## Short exercise
Switch every "data-marker" in these lines to "data-point", keeping everything else the same. Give the lines again without the pictures.

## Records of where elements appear
[Begin]
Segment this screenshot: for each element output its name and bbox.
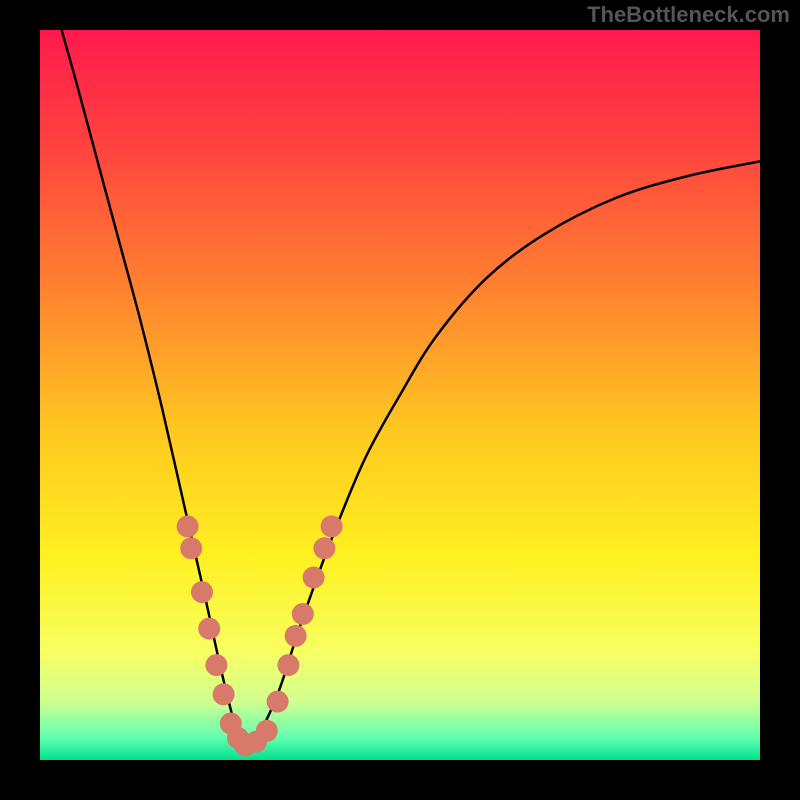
data-marker <box>267 691 289 713</box>
data-marker <box>321 515 343 537</box>
data-marker <box>198 618 220 640</box>
data-marker <box>205 654 227 676</box>
data-marker <box>256 720 278 742</box>
data-marker <box>292 603 314 625</box>
data-marker <box>285 625 307 647</box>
chart-container: TheBottleneck.com <box>0 0 800 800</box>
watermark-text: TheBottleneck.com <box>587 2 790 28</box>
data-marker <box>277 654 299 676</box>
data-marker <box>191 581 213 603</box>
data-marker <box>177 515 199 537</box>
data-marker <box>213 683 235 705</box>
chart-svg <box>0 0 800 800</box>
data-marker <box>180 537 202 559</box>
data-marker <box>303 567 325 589</box>
data-marker <box>313 537 335 559</box>
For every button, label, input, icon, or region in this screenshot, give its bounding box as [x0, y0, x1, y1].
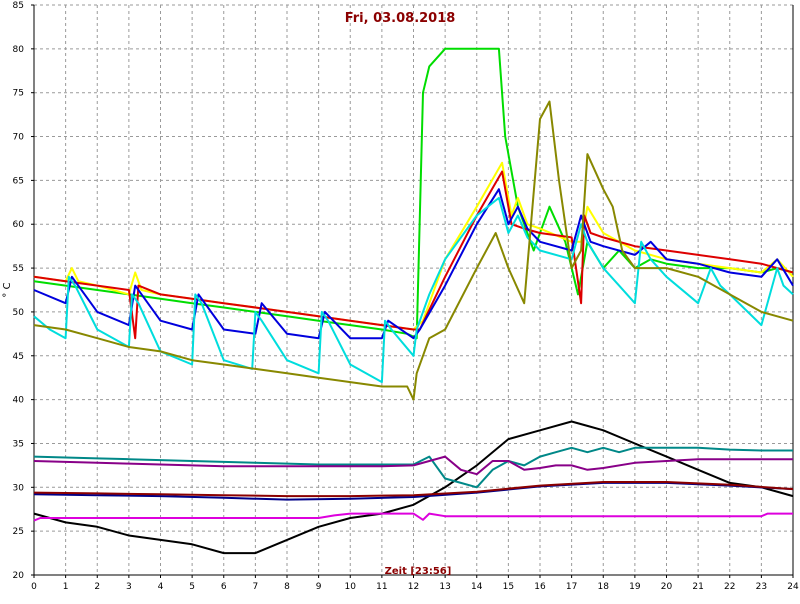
series-line-3 [33, 170, 794, 340]
y-tick-label: 30 [13, 483, 25, 493]
y-tick-label: 60 [13, 220, 25, 230]
y-tick-label: 70 [13, 133, 25, 143]
x-tick-label: 7 [253, 582, 259, 592]
x-tick-label: 12 [408, 582, 419, 592]
series-line-9 [33, 455, 793, 476]
y-tick-label: 50 [13, 308, 25, 318]
x-tick-label: 2 [94, 582, 100, 592]
chart-title: Fri, 03.08.2018 [345, 11, 456, 26]
series-line-1 [33, 47, 794, 340]
x-tick-label: 0 [31, 582, 37, 592]
x-tick-label: 16 [534, 582, 546, 592]
x-tick-label: 6 [221, 582, 227, 592]
y-tick-label: 80 [13, 45, 25, 55]
y-tick-label: 55 [13, 264, 24, 274]
x-axis-label: Zeit [23:56] [385, 566, 452, 577]
series-line-4 [33, 188, 794, 340]
y-tick-label: 35 [13, 439, 24, 449]
axes: 0 1 2 3 4 5 6 7 8 9 10 11 12 13 14 15 16 17 18 19 20 21 22 23 24… [13, 1, 799, 592]
x-tick-label: 19 [629, 582, 641, 592]
x-tick-label: 14 [471, 582, 483, 592]
x-tick-label: 10 [345, 582, 357, 592]
x-tick-label: 21 [692, 582, 703, 592]
x-tick-label: 20 [661, 582, 673, 592]
x-tick-label: 5 [189, 582, 195, 592]
x-tick-label: 3 [126, 582, 132, 592]
x-tick-label: 24 [787, 582, 799, 592]
y-tick-label: 85 [13, 1, 24, 11]
series-line-12 [33, 512, 793, 522]
y-tick-label: 75 [13, 89, 24, 99]
y-tick-label: 65 [13, 176, 24, 186]
x-tick-label: 4 [158, 582, 164, 592]
series-line-11 [33, 481, 794, 498]
y-tick-label: 40 [13, 396, 25, 406]
x-tick-label: 17 [566, 582, 577, 592]
y-tick-label: 20 [13, 571, 25, 581]
x-tick-label: 23 [756, 582, 767, 592]
x-tick-label: 18 [598, 582, 610, 592]
series-line-8 [33, 446, 793, 489]
x-tick-label: 8 [284, 582, 290, 592]
x-tick-label: 22 [724, 582, 735, 592]
y-tick-label: 45 [13, 352, 24, 362]
y-tick-label: 25 [13, 527, 24, 537]
series-line-6 [33, 100, 794, 401]
y-axis-label: ° C [2, 282, 13, 297]
x-tick-label: 15 [503, 582, 514, 592]
series-group [33, 47, 794, 555]
x-tick-label: 1 [63, 582, 69, 592]
x-tick-label: 13 [439, 582, 450, 592]
x-tick-label: 9 [316, 582, 322, 592]
x-tick-label: 11 [376, 582, 387, 592]
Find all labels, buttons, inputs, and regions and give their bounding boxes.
[End]
## Solution to this task
Segment this screenshot: for each element output its name and bbox.
data-point <box>267 691 289 713</box>
data-point <box>321 515 343 537</box>
data-point <box>198 618 220 640</box>
data-point <box>205 654 227 676</box>
data-point <box>256 720 278 742</box>
data-point <box>292 603 314 625</box>
data-point <box>285 625 307 647</box>
chart-container: TheBottleneck.com <box>0 0 800 800</box>
watermark-text: TheBottleneck.com <box>587 2 790 28</box>
data-point <box>277 654 299 676</box>
data-point <box>191 581 213 603</box>
data-point <box>177 515 199 537</box>
data-point <box>213 683 235 705</box>
chart-svg <box>0 0 800 800</box>
data-point <box>180 537 202 559</box>
data-point <box>303 567 325 589</box>
data-point <box>313 537 335 559</box>
For every button, label, input, icon, or region in this screenshot, give its bounding box as [x0, y0, x1, y1].
series-line-3 [33, 170, 794, 340]
y-tick-label: 30 [13, 483, 25, 493]
y-tick-label: 60 [13, 220, 25, 230]
y-tick-label: 70 [13, 133, 25, 143]
x-tick-label: 7 [253, 582, 259, 592]
x-tick-label: 12 [408, 582, 419, 592]
series-line-9 [33, 455, 793, 476]
y-tick-label: 50 [13, 308, 25, 318]
x-tick-label: 2 [94, 582, 100, 592]
chart-title: Fri, 03.08.2018 [345, 11, 456, 26]
series-line-1 [33, 47, 794, 340]
x-tick-label: 0 [31, 582, 37, 592]
x-tick-label: 16 [534, 582, 546, 592]
x-tick-label: 6 [221, 582, 227, 592]
y-tick-label: 80 [13, 45, 25, 55]
y-tick-label: 55 [13, 264, 24, 274]
x-axis-label: Zeit [23:56] [385, 566, 452, 577]
series-line-4 [33, 188, 794, 340]
y-tick-label: 35 [13, 439, 24, 449]
axes: 0 1 2 3 4 5 6 7 8 9 10 11 12 13 14 15 16 17 18 19 20 21 22 23 24… [13, 1, 799, 592]
x-tick-label: 19 [629, 582, 641, 592]
x-tick-label: 14 [471, 582, 483, 592]
x-tick-label: 10 [345, 582, 357, 592]
x-tick-label: 21 [692, 582, 703, 592]
x-tick-label: 20 [661, 582, 673, 592]
x-tick-label: 5 [189, 582, 195, 592]
x-tick-label: 3 [126, 582, 132, 592]
x-tick-label: 24 [787, 582, 799, 592]
y-tick-label: 85 [13, 1, 24, 11]
series-line-12 [33, 512, 793, 522]
y-tick-label: 75 [13, 89, 24, 99]
y-tick-label: 65 [13, 176, 24, 186]
x-tick-label: 4 [158, 582, 164, 592]
series-line-11 [33, 481, 794, 498]
y-tick-label: 40 [13, 396, 25, 406]
x-tick-label: 17 [566, 582, 577, 592]
y-tick-label: 20 [13, 571, 25, 581]
x-tick-label: 23 [756, 582, 767, 592]
x-tick-label: 18 [598, 582, 610, 592]
series-line-8 [33, 446, 793, 489]
x-tick-label: 8 [284, 582, 290, 592]
x-tick-label: 22 [724, 582, 735, 592]
y-tick-label: 45 [13, 352, 24, 362]
y-tick-label: 25 [13, 527, 24, 537]
series-line-6 [33, 100, 794, 401]
y-axis-label: ° C [2, 282, 13, 297]
x-tick-label: 15 [503, 582, 514, 592]
series-group [33, 47, 794, 555]
x-tick-label: 1 [63, 582, 69, 592]
x-tick-label: 13 [439, 582, 450, 592]
x-tick-label: 9 [316, 582, 322, 592]
x-tick-label: 11 [376, 582, 387, 592]
Find all labels, buttons, inputs, and regions and give their bounding boxes.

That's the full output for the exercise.